===== MATERIAL SUPPLIED

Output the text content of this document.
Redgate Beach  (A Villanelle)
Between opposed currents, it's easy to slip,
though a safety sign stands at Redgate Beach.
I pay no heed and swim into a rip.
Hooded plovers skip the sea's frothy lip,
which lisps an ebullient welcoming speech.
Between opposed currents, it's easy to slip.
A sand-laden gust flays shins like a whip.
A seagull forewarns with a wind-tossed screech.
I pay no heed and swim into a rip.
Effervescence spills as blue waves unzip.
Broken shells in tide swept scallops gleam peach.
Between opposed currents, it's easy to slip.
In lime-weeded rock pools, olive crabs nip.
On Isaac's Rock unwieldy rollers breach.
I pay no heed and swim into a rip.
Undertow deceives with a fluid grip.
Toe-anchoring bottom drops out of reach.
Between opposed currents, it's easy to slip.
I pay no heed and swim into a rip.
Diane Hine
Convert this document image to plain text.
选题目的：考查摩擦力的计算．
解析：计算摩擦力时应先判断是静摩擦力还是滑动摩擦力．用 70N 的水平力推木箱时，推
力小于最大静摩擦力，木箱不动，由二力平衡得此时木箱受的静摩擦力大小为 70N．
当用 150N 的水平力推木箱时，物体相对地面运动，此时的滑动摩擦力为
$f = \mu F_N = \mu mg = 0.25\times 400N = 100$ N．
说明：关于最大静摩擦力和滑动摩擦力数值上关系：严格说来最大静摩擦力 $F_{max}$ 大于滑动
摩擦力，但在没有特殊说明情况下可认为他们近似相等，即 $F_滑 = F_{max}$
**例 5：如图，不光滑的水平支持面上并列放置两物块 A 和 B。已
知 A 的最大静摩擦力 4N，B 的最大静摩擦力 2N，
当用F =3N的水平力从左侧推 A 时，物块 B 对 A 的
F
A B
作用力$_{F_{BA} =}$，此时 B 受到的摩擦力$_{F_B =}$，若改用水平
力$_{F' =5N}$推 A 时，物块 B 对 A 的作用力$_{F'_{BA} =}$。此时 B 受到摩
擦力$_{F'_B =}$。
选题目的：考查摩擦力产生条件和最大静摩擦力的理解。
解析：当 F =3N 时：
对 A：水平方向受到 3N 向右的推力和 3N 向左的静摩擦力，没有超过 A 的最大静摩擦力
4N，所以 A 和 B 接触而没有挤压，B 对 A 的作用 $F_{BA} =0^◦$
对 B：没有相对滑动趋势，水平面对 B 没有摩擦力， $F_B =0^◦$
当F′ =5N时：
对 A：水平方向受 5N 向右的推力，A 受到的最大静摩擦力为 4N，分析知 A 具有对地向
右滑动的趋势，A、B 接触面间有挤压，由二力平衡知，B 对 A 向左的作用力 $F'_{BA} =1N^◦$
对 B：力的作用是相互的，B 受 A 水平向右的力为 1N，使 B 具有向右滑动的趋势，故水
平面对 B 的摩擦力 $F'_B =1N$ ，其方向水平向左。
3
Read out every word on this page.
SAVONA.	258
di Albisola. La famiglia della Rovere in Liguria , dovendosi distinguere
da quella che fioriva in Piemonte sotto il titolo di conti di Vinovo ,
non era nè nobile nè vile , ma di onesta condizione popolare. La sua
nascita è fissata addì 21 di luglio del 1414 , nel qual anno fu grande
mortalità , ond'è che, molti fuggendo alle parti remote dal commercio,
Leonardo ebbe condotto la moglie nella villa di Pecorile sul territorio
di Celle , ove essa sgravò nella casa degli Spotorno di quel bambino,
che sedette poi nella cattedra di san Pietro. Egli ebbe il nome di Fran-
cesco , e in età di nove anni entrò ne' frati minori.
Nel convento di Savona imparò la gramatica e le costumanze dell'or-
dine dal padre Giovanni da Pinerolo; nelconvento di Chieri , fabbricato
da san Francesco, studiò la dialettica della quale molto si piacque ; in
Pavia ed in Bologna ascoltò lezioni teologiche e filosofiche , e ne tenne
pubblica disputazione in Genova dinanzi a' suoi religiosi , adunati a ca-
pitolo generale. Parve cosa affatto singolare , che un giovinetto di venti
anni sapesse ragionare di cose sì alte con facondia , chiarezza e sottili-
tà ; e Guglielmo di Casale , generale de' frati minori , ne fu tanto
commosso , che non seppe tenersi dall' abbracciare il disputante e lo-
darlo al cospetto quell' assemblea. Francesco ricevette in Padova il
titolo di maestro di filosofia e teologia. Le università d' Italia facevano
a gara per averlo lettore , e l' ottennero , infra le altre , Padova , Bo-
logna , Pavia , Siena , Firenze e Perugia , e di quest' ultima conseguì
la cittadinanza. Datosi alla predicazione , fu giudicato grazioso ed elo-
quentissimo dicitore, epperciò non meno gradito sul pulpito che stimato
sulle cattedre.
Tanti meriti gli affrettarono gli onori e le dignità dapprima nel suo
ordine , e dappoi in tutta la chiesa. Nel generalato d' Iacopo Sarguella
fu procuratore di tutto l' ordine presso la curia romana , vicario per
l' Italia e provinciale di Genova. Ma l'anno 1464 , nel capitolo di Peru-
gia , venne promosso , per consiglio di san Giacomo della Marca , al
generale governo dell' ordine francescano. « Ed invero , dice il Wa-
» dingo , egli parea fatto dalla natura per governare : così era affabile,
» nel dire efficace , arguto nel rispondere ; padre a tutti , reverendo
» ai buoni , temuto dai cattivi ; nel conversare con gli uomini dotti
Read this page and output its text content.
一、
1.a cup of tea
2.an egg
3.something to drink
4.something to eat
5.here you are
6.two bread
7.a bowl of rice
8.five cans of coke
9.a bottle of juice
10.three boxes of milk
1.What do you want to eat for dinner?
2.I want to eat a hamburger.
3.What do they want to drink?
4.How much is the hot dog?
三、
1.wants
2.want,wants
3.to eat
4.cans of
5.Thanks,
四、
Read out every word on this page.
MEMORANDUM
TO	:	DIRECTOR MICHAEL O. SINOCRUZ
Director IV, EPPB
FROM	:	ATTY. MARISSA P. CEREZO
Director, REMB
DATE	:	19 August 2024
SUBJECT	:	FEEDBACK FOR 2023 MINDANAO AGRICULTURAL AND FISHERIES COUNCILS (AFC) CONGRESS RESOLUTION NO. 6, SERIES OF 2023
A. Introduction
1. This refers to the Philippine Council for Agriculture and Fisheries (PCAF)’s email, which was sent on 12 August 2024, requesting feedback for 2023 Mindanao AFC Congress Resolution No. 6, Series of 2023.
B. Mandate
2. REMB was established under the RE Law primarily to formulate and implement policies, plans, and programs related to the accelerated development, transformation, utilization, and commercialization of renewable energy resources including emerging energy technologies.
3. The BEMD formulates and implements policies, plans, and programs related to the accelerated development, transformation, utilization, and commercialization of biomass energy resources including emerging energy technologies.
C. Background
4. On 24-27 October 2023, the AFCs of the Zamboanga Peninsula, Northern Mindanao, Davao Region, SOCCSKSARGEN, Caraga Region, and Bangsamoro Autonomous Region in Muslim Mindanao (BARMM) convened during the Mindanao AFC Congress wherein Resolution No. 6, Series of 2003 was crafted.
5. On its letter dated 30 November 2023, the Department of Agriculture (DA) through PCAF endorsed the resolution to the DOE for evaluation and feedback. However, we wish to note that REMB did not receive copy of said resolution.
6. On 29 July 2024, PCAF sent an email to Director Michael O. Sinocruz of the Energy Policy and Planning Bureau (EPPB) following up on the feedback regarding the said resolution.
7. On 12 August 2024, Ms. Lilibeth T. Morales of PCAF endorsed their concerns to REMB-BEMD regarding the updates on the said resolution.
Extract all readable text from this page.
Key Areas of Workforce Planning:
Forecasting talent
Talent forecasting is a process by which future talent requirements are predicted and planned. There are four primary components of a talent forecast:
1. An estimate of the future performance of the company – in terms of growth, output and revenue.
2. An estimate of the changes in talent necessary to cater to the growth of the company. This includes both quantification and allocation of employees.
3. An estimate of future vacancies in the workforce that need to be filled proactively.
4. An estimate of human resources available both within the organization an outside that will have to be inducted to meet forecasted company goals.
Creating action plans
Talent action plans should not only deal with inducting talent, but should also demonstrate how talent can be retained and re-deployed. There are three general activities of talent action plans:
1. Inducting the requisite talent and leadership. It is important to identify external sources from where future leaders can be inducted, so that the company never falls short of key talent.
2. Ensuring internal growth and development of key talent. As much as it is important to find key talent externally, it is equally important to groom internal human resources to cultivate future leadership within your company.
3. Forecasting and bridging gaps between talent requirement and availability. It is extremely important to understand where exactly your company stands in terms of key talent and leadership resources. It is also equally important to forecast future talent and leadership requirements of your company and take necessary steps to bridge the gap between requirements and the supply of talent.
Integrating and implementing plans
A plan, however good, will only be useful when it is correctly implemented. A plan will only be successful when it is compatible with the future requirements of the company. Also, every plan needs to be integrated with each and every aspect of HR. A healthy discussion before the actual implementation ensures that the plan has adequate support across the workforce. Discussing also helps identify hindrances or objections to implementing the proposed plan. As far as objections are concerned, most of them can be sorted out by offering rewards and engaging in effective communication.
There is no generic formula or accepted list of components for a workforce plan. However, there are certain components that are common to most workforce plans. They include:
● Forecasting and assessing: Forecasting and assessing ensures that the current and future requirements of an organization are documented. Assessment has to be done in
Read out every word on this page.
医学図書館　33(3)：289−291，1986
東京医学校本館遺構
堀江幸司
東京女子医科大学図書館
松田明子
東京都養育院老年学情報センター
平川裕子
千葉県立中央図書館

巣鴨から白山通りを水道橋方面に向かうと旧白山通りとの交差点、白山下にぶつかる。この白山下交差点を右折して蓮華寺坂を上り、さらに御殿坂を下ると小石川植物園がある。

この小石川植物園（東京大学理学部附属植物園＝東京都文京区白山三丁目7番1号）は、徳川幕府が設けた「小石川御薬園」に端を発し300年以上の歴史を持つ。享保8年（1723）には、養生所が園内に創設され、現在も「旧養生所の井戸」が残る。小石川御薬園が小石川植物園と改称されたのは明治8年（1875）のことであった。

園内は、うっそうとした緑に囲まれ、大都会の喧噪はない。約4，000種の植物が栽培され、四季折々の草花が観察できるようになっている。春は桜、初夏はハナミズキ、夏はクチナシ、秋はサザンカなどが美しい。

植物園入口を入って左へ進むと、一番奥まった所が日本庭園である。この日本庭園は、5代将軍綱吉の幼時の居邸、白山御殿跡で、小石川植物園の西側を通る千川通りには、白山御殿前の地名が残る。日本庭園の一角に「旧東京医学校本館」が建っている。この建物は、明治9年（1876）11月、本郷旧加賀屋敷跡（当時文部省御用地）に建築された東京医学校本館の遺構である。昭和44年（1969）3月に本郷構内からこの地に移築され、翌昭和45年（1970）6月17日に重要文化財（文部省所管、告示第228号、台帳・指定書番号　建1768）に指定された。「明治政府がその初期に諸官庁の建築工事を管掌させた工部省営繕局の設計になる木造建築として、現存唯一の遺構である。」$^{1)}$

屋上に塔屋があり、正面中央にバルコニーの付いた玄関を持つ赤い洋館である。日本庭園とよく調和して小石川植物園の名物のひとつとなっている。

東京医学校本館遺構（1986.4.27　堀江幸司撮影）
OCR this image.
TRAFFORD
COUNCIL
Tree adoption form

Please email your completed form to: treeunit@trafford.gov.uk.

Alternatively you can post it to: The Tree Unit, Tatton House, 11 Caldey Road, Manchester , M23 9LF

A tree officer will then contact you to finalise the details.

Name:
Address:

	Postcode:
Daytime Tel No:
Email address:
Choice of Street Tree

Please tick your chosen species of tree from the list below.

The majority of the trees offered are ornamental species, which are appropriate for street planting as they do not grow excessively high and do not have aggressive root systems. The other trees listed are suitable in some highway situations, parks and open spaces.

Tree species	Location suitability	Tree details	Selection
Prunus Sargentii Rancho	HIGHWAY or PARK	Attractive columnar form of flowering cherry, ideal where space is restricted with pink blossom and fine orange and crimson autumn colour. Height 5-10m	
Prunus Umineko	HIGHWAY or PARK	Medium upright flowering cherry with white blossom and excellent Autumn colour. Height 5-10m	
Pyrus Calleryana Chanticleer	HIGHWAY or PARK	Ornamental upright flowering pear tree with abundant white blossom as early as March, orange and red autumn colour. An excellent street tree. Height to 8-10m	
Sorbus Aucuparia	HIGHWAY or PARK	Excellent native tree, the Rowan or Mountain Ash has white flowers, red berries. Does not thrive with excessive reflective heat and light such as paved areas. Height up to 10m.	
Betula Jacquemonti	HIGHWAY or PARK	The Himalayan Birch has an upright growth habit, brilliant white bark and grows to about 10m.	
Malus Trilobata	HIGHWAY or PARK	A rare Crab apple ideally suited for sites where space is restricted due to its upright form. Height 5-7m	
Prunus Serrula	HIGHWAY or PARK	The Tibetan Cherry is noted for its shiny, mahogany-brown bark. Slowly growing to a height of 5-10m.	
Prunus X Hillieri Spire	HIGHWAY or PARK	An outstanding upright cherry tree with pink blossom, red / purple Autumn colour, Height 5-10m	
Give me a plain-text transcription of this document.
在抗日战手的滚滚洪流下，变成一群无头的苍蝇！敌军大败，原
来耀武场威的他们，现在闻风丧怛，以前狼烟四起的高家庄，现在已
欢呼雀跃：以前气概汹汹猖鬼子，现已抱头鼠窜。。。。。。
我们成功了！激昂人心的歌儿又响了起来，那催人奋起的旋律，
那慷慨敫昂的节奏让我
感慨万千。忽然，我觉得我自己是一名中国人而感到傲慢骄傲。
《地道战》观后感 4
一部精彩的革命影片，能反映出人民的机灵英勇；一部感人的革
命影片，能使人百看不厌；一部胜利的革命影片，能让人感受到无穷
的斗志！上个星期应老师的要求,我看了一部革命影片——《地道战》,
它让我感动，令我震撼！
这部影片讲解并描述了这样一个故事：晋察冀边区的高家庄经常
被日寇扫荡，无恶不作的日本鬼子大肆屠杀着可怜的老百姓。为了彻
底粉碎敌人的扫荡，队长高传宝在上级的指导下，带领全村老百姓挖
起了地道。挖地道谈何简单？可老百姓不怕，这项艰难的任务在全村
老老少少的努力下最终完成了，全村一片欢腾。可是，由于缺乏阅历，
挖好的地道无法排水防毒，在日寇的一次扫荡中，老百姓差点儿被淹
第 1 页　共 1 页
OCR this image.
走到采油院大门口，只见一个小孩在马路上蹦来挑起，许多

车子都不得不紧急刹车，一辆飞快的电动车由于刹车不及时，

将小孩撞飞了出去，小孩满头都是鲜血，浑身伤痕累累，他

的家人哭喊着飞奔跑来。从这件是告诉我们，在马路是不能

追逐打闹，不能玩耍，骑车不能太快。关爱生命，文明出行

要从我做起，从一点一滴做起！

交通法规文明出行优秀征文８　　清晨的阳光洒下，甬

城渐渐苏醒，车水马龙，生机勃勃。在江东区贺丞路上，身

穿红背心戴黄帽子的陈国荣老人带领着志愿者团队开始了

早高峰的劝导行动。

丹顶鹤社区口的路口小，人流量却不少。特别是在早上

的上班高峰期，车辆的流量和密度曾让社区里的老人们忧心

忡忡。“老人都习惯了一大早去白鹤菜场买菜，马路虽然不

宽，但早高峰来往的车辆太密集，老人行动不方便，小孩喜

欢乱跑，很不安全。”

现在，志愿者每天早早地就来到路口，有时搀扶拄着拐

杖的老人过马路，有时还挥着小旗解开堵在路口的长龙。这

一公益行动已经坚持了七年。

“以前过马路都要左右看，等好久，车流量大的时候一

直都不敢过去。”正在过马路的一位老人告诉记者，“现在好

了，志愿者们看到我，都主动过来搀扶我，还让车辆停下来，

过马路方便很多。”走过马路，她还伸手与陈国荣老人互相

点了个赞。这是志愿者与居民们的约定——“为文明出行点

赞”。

==========

## GIVEN PROBLEM:
Copy every line of the records above that holds the word "Italia".

## SOLUTION TO THE PROBLEM:
titolo di maestro di filosofia e teologia. Le università d' Italia facevano
l' Italia e provinciale di Genova. Ma l'anno 1464 , nel capitolo di Peru-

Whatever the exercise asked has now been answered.